◆ TO BE DONE ◆
Pull out each line of the records holding the string "Stacks".

◆ MATERIAL FOR THIS TASK ◆
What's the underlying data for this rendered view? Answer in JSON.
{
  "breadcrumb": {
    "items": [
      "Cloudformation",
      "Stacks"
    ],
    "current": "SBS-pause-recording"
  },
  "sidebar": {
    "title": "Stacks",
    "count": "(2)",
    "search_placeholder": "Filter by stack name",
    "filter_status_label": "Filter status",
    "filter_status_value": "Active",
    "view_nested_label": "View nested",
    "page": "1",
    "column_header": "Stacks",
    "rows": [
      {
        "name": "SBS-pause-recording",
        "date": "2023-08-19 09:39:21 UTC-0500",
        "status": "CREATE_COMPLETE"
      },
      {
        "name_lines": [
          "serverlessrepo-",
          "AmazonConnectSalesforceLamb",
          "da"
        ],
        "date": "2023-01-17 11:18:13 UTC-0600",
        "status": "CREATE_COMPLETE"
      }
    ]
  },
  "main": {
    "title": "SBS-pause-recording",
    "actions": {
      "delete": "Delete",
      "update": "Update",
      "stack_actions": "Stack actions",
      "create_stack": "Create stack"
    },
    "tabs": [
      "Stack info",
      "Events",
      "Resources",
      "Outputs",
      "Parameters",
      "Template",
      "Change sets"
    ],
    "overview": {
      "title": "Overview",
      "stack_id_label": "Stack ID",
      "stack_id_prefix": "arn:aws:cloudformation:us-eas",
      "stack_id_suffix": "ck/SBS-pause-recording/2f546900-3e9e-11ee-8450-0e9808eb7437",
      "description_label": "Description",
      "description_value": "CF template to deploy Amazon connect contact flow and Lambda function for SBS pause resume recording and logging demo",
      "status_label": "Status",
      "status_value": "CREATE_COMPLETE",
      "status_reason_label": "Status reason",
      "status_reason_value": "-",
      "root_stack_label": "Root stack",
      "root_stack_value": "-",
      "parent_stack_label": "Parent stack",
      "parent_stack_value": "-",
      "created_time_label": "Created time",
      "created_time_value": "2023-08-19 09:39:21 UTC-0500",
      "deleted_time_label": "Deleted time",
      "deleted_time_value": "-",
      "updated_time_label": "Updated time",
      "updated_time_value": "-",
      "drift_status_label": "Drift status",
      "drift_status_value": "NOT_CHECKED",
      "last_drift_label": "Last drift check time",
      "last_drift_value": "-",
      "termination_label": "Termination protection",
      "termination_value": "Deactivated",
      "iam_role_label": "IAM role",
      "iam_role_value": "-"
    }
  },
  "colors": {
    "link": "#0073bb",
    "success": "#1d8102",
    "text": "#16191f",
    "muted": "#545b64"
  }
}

◆ WRITTEN RESPONSE ◆
      "Stacks"
    "title": "Stacks",
    "column_header": "Stacks",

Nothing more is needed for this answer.